* _Task goal_: Give the number of lines that include the word "this", nothing more.

· · ·

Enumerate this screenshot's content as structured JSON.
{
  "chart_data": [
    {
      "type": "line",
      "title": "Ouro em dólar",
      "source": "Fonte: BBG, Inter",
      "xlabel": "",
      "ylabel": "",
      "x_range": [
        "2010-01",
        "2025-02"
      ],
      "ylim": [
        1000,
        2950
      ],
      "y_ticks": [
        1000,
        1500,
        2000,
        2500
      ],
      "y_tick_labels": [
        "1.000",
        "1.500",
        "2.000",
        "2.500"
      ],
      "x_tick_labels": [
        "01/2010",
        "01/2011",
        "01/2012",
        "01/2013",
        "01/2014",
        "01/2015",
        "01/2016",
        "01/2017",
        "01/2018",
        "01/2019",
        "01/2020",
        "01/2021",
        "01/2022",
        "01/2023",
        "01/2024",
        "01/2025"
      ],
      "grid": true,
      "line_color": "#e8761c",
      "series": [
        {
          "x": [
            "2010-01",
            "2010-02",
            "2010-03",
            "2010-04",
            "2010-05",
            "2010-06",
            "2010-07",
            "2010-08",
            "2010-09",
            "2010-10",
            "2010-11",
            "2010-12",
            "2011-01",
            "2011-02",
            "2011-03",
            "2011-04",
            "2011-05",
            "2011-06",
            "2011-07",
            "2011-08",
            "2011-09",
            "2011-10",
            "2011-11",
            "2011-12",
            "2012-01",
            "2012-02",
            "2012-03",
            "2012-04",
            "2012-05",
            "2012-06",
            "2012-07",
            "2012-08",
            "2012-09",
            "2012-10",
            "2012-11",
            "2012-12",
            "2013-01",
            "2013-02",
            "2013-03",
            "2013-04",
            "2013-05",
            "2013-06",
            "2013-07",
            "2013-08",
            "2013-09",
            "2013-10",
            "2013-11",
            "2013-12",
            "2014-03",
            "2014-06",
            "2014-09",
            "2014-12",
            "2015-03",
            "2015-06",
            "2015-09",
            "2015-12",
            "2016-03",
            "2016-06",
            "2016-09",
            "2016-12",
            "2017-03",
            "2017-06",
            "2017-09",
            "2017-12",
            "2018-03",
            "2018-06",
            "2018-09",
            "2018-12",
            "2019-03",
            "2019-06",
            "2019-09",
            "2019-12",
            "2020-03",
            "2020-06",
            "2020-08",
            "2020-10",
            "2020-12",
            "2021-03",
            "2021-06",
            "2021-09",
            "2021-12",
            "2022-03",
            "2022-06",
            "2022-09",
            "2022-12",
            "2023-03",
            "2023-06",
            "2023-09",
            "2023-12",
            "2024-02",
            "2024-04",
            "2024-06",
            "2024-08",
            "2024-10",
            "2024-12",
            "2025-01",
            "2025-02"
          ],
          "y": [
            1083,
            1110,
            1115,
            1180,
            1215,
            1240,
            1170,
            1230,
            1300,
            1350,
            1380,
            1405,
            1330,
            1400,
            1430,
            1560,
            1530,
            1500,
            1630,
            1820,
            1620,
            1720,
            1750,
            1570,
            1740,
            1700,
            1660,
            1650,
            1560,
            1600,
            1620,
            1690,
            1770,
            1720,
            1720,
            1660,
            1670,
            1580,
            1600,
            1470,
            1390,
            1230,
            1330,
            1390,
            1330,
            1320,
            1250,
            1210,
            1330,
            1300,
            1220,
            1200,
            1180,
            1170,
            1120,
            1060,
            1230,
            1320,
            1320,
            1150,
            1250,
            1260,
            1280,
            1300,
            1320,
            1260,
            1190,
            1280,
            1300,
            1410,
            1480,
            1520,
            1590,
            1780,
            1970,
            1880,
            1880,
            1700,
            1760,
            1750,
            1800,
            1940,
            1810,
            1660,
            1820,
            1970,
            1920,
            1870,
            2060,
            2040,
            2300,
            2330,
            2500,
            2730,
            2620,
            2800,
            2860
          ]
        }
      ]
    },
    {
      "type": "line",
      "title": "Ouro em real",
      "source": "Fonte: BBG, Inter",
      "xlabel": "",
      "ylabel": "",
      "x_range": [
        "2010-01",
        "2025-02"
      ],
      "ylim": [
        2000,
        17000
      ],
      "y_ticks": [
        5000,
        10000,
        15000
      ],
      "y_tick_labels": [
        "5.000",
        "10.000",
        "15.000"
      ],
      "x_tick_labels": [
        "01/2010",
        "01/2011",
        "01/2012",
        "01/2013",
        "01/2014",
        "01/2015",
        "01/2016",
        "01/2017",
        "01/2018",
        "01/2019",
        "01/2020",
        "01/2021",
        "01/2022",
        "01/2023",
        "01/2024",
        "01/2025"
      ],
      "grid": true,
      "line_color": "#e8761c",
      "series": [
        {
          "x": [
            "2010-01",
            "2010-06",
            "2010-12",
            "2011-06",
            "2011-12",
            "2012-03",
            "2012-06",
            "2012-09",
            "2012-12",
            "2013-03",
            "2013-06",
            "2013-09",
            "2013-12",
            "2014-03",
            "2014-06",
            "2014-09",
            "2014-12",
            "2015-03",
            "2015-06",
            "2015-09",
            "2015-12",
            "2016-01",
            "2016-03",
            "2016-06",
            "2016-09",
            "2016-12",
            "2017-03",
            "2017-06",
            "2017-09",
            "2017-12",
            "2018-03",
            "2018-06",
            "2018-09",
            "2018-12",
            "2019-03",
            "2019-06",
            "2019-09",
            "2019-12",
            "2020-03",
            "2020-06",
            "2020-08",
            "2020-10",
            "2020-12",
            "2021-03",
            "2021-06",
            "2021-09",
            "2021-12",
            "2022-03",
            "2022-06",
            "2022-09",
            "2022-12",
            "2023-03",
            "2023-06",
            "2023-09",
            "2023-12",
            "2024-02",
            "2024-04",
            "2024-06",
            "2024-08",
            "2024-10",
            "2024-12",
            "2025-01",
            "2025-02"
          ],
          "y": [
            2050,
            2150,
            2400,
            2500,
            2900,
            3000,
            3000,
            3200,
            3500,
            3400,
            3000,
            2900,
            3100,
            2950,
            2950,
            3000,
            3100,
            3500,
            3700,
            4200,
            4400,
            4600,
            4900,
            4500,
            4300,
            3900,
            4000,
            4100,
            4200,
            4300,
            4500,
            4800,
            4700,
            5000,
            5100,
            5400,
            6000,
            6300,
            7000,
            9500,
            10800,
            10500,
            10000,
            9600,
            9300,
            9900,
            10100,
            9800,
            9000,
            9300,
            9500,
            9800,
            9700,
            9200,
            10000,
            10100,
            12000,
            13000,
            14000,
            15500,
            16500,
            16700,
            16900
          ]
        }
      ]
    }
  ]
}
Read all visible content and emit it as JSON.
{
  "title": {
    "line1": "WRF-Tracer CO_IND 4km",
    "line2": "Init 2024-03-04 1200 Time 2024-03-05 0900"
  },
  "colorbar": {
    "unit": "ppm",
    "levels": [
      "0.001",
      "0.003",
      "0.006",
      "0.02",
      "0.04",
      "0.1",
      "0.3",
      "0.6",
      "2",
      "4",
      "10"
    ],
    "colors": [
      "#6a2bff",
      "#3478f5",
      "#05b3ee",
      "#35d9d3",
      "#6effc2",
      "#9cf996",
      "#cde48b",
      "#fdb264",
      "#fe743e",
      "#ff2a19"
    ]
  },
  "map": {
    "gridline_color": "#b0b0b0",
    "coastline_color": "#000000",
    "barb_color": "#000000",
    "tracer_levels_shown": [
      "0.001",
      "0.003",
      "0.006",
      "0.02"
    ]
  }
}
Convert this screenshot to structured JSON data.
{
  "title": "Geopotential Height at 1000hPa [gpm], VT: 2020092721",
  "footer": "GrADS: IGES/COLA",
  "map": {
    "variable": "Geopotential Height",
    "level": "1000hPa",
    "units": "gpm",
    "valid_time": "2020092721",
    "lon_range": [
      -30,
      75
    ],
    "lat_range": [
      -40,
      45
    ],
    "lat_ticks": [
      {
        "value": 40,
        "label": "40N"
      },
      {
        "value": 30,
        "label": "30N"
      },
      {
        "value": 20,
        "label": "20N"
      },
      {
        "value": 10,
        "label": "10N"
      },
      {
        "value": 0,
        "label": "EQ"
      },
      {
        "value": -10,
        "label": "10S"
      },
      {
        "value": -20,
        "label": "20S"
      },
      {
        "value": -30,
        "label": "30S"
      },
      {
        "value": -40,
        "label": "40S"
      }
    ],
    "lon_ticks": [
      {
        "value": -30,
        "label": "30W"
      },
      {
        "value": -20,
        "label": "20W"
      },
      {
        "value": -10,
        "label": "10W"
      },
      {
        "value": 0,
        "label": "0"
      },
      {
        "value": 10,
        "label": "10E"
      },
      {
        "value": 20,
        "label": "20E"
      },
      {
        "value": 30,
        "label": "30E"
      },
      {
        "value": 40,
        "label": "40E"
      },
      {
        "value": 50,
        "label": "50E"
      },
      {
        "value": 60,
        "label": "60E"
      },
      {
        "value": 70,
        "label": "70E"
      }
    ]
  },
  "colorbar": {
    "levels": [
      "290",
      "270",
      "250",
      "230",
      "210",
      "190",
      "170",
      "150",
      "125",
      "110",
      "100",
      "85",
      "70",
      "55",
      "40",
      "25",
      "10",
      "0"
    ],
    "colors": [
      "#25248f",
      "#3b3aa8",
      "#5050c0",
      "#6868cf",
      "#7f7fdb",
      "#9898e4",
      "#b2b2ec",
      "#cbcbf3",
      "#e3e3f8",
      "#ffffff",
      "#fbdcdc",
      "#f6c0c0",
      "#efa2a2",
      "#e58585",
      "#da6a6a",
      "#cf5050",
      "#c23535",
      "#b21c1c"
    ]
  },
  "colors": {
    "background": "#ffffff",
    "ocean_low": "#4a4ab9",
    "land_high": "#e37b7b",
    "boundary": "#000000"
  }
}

· · ·

* _Task response_: 2